### Goal of the exercise
Can you transcribe the data exactly? Leave the pictures out.

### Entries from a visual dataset
━━━━━━━━━━━━━━━━

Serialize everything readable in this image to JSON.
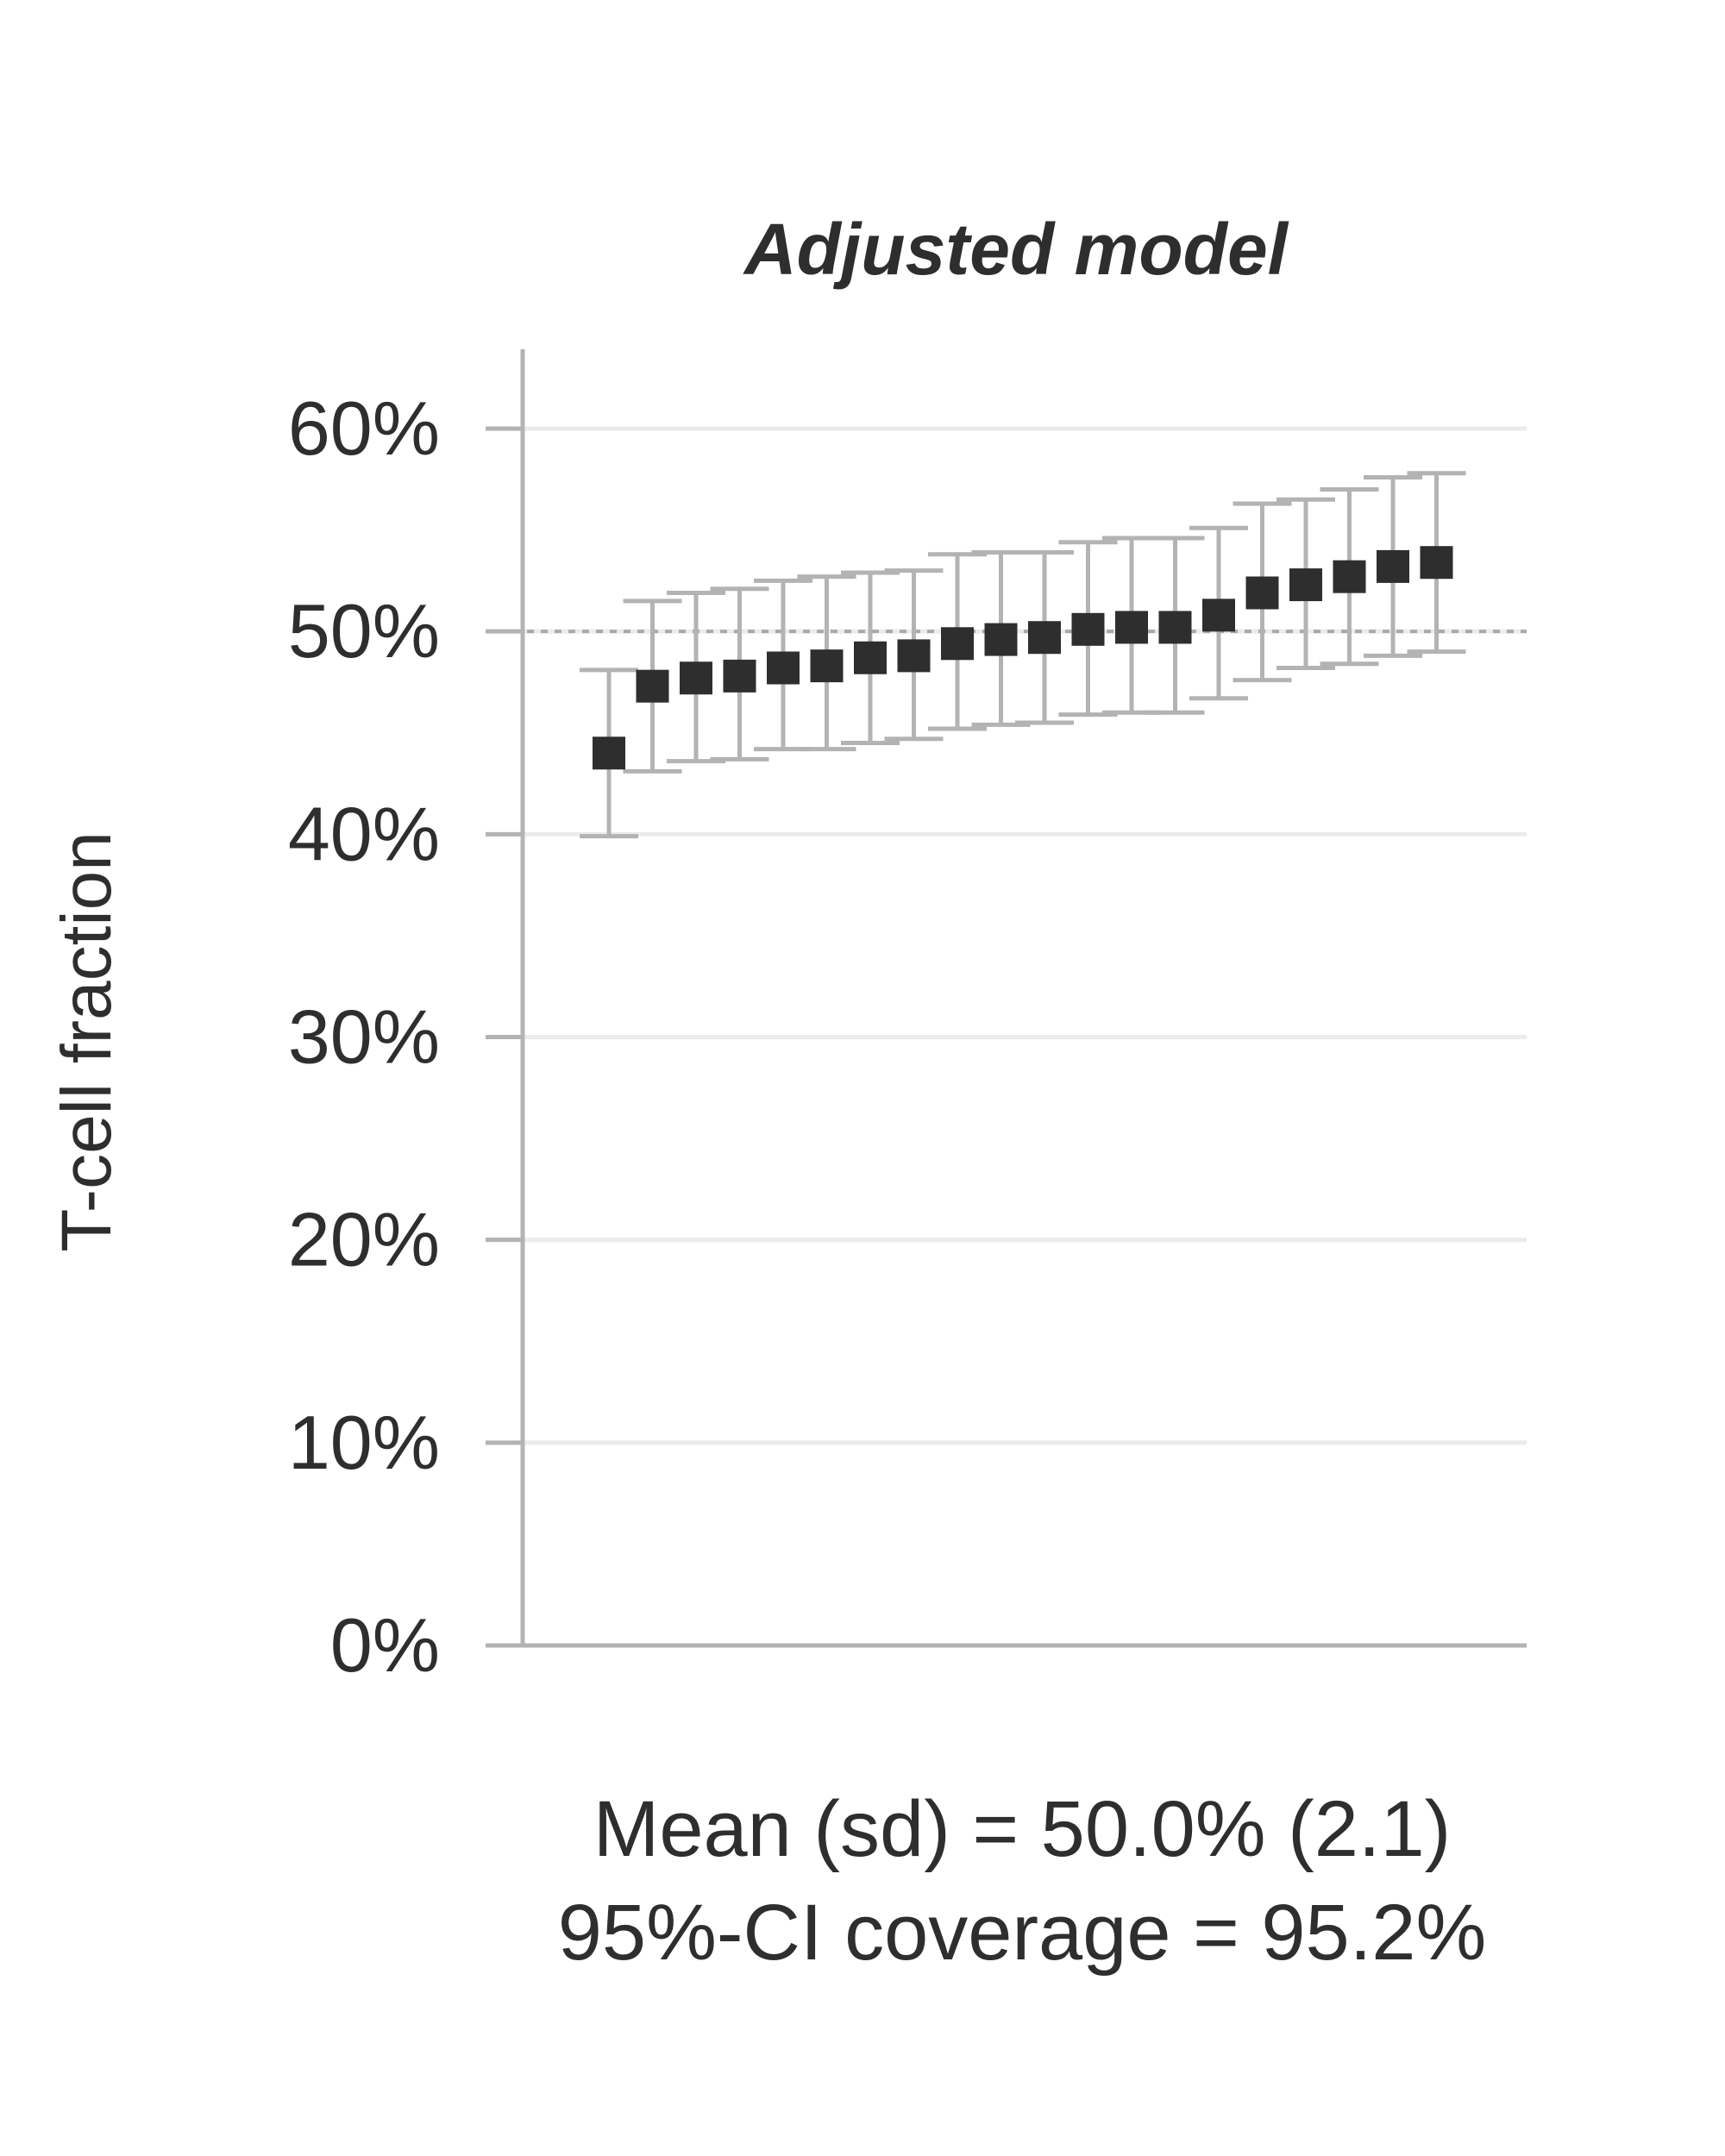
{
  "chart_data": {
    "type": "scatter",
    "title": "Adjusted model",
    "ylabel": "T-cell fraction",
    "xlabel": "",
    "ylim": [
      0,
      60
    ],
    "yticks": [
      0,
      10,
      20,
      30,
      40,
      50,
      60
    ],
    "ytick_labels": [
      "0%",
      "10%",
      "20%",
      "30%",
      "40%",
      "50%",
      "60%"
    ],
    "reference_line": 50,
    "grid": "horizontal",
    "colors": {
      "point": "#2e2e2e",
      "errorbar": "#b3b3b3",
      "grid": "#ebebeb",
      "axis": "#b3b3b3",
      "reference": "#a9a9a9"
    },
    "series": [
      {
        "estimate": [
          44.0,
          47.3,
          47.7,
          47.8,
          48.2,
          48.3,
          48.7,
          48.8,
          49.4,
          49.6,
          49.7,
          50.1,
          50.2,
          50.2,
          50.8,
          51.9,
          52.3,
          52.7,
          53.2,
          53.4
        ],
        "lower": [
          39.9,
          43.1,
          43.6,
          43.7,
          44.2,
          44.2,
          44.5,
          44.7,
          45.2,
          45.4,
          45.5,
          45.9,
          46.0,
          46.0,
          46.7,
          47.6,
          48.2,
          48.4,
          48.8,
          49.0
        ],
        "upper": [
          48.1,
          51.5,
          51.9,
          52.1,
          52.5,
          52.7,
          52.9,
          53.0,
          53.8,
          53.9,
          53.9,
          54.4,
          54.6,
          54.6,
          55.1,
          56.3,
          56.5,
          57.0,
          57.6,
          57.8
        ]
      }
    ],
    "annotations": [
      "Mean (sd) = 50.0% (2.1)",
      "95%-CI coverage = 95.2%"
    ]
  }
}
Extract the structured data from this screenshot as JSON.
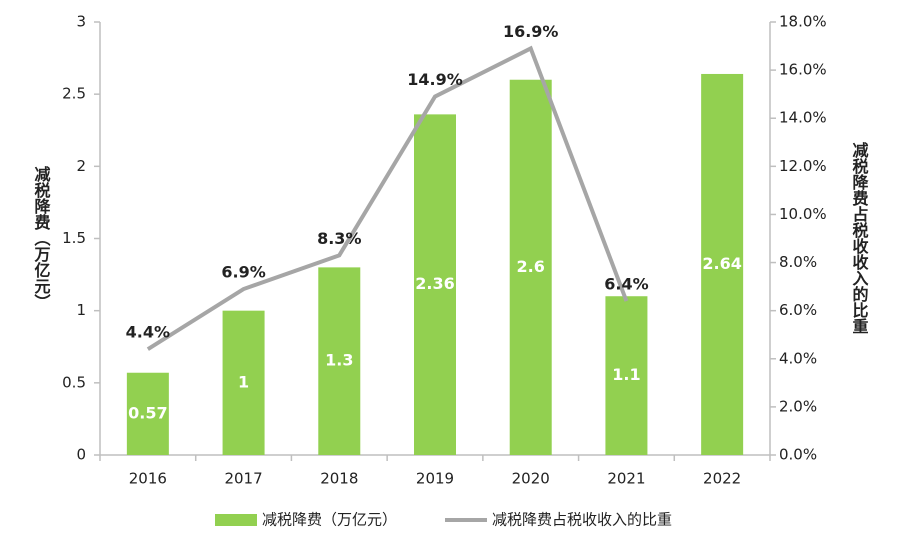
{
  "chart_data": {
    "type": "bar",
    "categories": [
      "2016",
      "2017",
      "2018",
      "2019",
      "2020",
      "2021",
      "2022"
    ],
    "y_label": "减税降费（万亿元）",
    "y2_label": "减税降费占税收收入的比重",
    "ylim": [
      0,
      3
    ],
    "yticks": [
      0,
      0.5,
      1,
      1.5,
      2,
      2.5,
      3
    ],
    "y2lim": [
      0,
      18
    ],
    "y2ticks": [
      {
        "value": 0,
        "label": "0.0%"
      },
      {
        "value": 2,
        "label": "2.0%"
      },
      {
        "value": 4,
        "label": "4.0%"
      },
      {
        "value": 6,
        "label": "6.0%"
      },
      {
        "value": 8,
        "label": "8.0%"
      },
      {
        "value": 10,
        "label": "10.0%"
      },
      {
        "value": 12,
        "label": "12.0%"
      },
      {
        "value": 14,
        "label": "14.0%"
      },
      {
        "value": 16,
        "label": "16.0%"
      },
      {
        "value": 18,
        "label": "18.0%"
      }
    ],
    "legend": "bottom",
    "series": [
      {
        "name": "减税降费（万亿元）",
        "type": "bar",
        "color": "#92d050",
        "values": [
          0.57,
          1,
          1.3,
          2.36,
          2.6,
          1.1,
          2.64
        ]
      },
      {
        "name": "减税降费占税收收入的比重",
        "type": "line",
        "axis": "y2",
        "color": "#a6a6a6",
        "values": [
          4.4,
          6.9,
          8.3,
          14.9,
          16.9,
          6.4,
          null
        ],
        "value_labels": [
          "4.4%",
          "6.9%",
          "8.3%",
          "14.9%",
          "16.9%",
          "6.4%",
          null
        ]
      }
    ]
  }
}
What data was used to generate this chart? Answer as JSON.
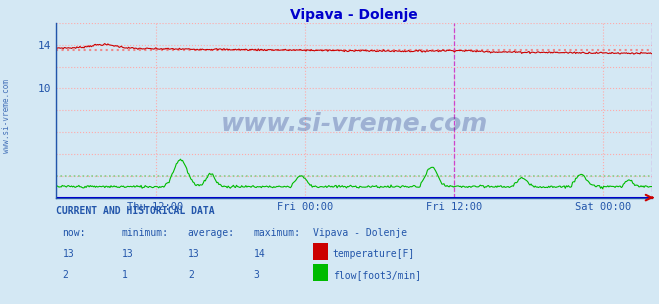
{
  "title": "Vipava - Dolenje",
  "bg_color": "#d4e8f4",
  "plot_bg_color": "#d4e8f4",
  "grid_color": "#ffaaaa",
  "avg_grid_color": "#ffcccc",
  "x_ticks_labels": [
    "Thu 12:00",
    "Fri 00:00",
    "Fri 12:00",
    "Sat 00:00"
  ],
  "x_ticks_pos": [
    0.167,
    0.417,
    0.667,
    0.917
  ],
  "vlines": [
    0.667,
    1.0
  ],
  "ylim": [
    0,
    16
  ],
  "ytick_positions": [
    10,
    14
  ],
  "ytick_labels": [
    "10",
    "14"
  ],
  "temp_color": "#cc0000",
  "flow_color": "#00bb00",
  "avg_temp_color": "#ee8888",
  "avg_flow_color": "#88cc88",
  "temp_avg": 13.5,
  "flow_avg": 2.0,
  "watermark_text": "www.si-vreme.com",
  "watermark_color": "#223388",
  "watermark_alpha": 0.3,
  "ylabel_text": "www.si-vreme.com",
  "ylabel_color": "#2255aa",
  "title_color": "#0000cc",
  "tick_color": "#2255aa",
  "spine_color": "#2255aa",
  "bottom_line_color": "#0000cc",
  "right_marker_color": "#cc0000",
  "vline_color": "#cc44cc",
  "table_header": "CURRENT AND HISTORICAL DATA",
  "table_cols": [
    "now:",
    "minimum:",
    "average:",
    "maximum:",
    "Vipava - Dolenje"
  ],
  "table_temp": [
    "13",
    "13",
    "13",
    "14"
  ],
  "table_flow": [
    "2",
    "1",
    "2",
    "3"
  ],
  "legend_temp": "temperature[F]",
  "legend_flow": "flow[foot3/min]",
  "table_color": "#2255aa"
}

━━━━━━━━━━━━━━━━

### Solution
Serialize everything readable in this image to JSON.
{
  "chart_data": {
    "type": "scatter",
    "title": "Adjusted model",
    "ylabel": "T-cell fraction",
    "xlabel": "",
    "ylim": [
      0,
      60
    ],
    "yticks": [
      0,
      10,
      20,
      30,
      40,
      50,
      60
    ],
    "ytick_labels": [
      "0%",
      "10%",
      "20%",
      "30%",
      "40%",
      "50%",
      "60%"
    ],
    "reference_line": 50,
    "grid": "horizontal",
    "colors": {
      "point": "#2e2e2e",
      "errorbar": "#b3b3b3",
      "grid": "#ebebeb",
      "axis": "#b3b3b3",
      "reference": "#a9a9a9"
    },
    "series": [
      {
        "estimate": [
          44.0,
          47.3,
          47.7,
          47.8,
          48.2,
          48.3,
          48.7,
          48.8,
          49.4,
          49.6,
          49.7,
          50.1,
          50.2,
          50.2,
          50.8,
          51.9,
          52.3,
          52.7,
          53.2,
          53.4
        ],
        "lower": [
          39.9,
          43.1,
          43.6,
          43.7,
          44.2,
          44.2,
          44.5,
          44.7,
          45.2,
          45.4,
          45.5,
          45.9,
          46.0,
          46.0,
          46.7,
          47.6,
          48.2,
          48.4,
          48.8,
          49.0
        ],
        "upper": [
          48.1,
          51.5,
          51.9,
          52.1,
          52.5,
          52.7,
          52.9,
          53.0,
          53.8,
          53.9,
          53.9,
          54.4,
          54.6,
          54.6,
          55.1,
          56.3,
          56.5,
          57.0,
          57.6,
          57.8
        ]
      }
    ],
    "annotations": [
      "Mean (sd) = 50.0% (2.1)",
      "95%-CI coverage = 95.2%"
    ]
  }
}
Extract the structured data from this screenshot as JSON.
{
  "chart_data": {
    "type": "bar",
    "categories": [
      "2016",
      "2017",
      "2018",
      "2019",
      "2020",
      "2021",
      "2022"
    ],
    "y_label": "减税降费（万亿元）",
    "y2_label": "减税降费占税收收入的比重",
    "ylim": [
      0,
      3
    ],
    "yticks": [
      0,
      0.5,
      1,
      1.5,
      2,
      2.5,
      3
    ],
    "y2lim": [
      0,
      18
    ],
    "y2ticks": [
      {
        "value": 0,
        "label": "0.0%"
      },
      {
        "value": 2,
        "label": "2.0%"
      },
      {
        "value": 4,
        "label": "4.0%"
      },
      {
        "value": 6,
        "label": "6.0%"
      },
      {
        "value": 8,
        "label": "8.0%"
      },
      {
        "value": 10,
        "label": "10.0%"
      },
      {
        "value": 12,
        "label": "12.0%"
      },
      {
        "value": 14,
        "label": "14.0%"
      },
      {
        "value": 16,
        "label": "16.0%"
      },
      {
        "value": 18,
        "label": "18.0%"
      }
    ],
    "legend": "bottom",
    "series": [
      {
        "name": "减税降费（万亿元）",
        "type": "bar",
        "color": "#92d050",
        "values": [
          0.57,
          1,
          1.3,
          2.36,
          2.6,
          1.1,
          2.64
        ]
      },
      {
        "name": "减税降费占税收收入的比重",
        "type": "line",
        "axis": "y2",
        "color": "#a6a6a6",
        "values": [
          4.4,
          6.9,
          8.3,
          14.9,
          16.9,
          6.4,
          null
        ],
        "value_labels": [
          "4.4%",
          "6.9%",
          "8.3%",
          "14.9%",
          "16.9%",
          "6.4%",
          null
        ]
      }
    ]
  }
}
What data was used to generate this chart? Answer as JSON.
{
  "title": "Vipava - Dolenje",
  "bg_color": "#d4e8f4",
  "plot_bg_color": "#d4e8f4",
  "grid_color": "#ffaaaa",
  "avg_grid_color": "#ffcccc",
  "x_ticks_labels": [
    "Thu 12:00",
    "Fri 00:00",
    "Fri 12:00",
    "Sat 00:00"
  ],
  "x_ticks_pos": [
    0.167,
    0.417,
    0.667,
    0.917
  ],
  "vlines": [
    0.667,
    1.0
  ],
  "ylim": [
    0,
    16
  ],
  "ytick_positions": [
    10,
    14
  ],
  "ytick_labels": [
    "10",
    "14"
  ],
  "temp_color": "#cc0000",
  "flow_color": "#00bb00",
  "avg_temp_color": "#ee8888",
  "avg_flow_color": "#88cc88",
  "temp_avg": 13.5,
  "flow_avg": 2.0,
  "watermark_text": "www.si-vreme.com",
  "watermark_color": "#223388",
  "watermark_alpha": 0.3,
  "ylabel_text": "www.si-vreme.com",
  "ylabel_color": "#2255aa",
  "title_color": "#0000cc",
  "tick_color": "#2255aa",
  "spine_color": "#2255aa",
  "bottom_line_color": "#0000cc",
  "right_marker_color": "#cc0000",
  "vline_color": "#cc44cc",
  "table_header": "CURRENT AND HISTORICAL DATA",
  "table_cols": [
    "now:",
    "minimum:",
    "average:",
    "maximum:",
    "Vipava - Dolenje"
  ],
  "table_temp": [
    "13",
    "13",
    "13",
    "14"
  ],
  "table_flow": [
    "2",
    "1",
    "2",
    "3"
  ],
  "legend_temp": "temperature[F]",
  "legend_flow": "flow[foot3/min]",
  "table_color": "#2255aa"
}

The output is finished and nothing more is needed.